### DATA FOR THIS TASK:

....................

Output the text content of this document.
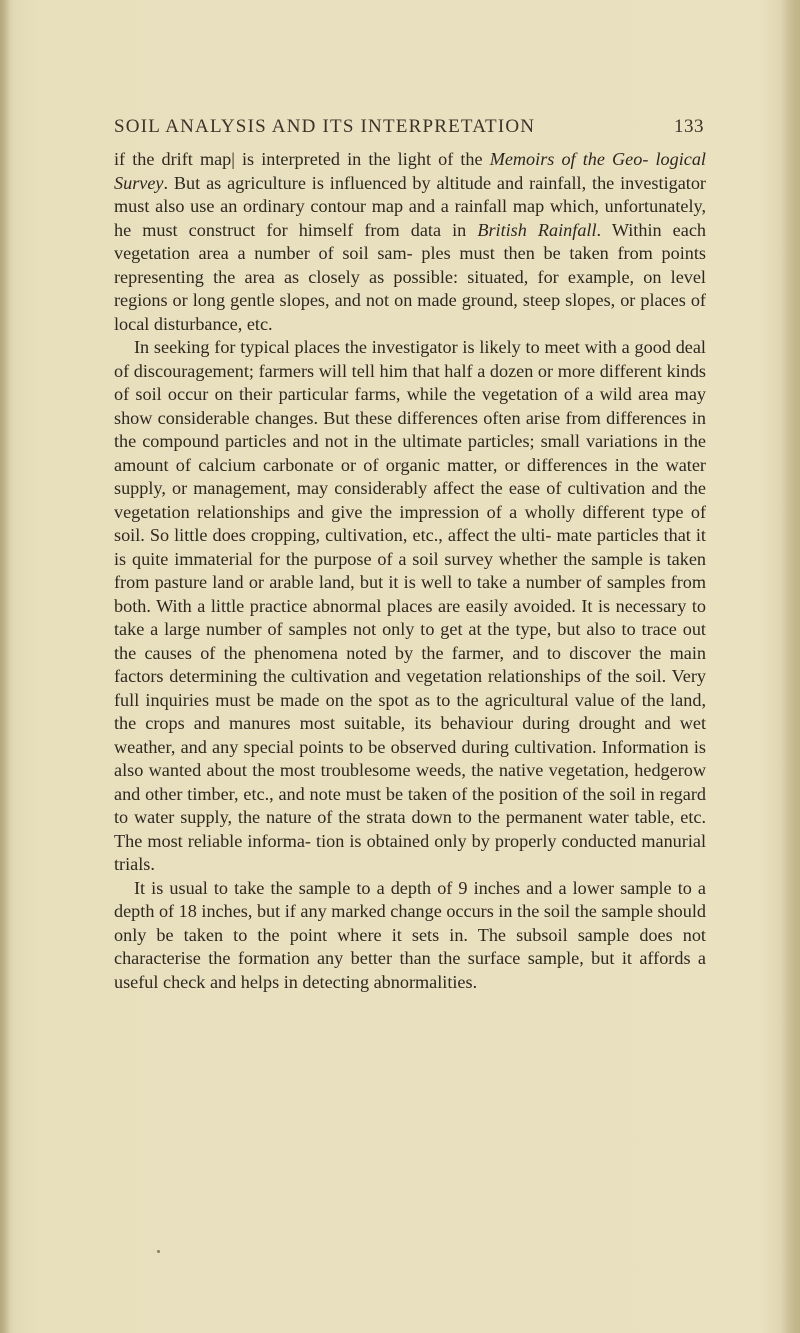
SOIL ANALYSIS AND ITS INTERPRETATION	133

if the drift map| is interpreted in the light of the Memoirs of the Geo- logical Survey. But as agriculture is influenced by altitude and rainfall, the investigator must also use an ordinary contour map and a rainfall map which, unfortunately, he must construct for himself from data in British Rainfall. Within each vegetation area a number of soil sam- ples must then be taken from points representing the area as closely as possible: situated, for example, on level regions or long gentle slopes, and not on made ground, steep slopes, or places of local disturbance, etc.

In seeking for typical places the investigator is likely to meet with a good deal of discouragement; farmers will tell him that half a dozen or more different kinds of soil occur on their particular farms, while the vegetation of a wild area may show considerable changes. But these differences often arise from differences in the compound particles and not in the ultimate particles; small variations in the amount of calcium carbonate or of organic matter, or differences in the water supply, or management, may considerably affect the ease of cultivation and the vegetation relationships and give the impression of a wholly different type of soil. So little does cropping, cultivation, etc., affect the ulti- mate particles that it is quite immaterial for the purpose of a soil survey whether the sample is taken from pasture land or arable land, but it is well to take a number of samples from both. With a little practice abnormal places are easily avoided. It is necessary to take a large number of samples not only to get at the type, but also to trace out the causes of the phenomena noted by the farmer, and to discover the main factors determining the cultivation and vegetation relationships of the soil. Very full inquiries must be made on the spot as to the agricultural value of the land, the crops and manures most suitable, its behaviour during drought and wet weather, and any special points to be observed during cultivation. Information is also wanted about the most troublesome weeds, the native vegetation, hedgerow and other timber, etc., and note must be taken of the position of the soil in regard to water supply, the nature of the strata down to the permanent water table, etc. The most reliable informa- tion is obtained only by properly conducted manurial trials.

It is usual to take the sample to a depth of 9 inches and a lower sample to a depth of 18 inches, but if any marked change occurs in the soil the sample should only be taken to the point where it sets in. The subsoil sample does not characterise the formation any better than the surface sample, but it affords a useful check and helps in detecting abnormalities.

....................

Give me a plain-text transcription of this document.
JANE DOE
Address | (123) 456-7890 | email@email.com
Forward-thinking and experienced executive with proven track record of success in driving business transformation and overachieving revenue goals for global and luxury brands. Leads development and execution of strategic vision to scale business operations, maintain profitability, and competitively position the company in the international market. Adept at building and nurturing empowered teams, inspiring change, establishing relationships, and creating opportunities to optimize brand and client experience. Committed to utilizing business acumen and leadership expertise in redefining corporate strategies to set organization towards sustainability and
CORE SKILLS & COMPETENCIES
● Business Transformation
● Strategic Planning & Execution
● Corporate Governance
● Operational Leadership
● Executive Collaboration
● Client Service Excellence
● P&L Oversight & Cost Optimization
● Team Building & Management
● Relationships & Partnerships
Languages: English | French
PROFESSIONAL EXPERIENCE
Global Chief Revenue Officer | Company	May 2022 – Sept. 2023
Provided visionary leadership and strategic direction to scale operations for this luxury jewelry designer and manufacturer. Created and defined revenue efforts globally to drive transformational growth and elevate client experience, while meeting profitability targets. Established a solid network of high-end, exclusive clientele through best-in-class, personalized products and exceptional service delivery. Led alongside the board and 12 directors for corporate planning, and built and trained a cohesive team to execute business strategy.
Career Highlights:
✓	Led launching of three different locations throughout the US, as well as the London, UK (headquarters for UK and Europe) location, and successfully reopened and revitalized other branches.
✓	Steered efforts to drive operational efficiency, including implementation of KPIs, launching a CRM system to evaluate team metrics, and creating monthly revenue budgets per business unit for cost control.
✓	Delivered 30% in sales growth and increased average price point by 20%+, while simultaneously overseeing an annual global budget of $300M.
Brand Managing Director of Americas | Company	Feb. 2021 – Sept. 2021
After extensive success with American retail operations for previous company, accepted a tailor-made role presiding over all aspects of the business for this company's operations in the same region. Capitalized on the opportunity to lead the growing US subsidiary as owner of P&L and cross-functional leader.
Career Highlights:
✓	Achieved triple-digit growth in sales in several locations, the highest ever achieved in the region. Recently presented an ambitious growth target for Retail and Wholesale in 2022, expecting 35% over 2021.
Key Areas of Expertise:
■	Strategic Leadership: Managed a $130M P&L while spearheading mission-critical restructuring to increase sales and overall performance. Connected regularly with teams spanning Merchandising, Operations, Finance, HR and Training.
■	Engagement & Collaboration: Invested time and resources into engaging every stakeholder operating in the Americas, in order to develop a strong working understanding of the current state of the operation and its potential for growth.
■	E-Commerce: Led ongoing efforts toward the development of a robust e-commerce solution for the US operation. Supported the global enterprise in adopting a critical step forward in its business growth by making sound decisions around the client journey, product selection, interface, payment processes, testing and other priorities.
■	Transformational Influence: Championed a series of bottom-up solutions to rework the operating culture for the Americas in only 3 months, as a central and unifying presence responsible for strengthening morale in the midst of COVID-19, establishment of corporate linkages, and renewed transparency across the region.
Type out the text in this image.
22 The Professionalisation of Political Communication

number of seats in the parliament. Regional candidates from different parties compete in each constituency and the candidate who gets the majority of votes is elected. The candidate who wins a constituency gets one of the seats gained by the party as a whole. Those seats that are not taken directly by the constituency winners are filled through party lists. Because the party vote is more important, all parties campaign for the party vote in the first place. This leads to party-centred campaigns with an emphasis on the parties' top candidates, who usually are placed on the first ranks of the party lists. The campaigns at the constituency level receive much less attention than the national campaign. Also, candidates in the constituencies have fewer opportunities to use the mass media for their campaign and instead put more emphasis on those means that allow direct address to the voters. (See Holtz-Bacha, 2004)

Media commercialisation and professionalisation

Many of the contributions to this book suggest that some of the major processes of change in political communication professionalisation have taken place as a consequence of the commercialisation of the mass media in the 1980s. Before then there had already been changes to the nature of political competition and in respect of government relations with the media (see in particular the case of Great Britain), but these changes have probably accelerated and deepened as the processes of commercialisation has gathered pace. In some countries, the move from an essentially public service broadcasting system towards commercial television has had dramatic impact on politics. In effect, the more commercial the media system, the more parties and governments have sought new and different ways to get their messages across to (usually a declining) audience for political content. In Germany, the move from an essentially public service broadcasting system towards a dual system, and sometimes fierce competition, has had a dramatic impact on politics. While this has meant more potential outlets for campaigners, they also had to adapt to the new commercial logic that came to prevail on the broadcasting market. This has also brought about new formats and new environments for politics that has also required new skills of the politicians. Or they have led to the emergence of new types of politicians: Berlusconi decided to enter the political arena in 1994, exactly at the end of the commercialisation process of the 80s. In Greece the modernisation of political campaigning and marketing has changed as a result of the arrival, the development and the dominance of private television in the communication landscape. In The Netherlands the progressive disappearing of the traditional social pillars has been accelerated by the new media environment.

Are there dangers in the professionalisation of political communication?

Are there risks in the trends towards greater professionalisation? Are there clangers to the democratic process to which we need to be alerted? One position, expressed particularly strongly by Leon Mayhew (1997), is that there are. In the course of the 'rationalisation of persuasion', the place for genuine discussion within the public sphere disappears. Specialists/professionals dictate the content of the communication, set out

....................

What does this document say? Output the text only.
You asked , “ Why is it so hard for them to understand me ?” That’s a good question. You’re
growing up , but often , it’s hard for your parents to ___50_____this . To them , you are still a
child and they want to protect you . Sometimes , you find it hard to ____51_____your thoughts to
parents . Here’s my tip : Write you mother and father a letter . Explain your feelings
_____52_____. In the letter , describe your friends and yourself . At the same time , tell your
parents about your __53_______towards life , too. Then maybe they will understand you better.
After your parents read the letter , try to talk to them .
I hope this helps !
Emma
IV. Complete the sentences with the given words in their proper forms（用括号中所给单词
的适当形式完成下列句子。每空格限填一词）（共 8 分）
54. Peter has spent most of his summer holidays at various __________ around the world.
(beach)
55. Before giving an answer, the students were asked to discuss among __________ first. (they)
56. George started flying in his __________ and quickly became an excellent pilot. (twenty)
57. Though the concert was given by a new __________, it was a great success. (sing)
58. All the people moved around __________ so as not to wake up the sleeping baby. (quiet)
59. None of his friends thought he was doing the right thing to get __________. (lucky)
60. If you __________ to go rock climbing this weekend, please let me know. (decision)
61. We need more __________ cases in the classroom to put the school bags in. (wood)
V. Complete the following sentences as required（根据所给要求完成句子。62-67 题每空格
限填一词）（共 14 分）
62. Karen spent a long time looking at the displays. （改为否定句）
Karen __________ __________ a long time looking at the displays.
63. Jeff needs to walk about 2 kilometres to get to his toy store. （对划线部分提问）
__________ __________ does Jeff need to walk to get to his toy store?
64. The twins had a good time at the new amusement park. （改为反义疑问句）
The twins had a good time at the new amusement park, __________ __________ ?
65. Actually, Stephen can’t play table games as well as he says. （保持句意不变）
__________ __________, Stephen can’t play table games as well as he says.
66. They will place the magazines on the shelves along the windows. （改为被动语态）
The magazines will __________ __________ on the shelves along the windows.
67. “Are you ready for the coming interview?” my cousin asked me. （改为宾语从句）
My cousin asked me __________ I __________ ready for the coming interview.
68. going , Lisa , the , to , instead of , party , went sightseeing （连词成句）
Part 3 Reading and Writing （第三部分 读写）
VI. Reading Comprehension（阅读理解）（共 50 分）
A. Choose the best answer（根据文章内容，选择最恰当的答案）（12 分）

....................

### PROBLEM DETAILS:
From the entries, report each line that includes the word "better".

### TASK OUTPUT:
It is usual to take the sample to a depth of 9 inches and a lower sample to a depth of 18 inches, but if any marked change occurs in the soil the sample should only be taken to the point where it sets in. The subsoil sample does not characterise the formation any better than the surface sample, but it affords a useful check and helps in detecting abnormalities.
parents about your __53_______towards life , too. Then maybe they will understand you better.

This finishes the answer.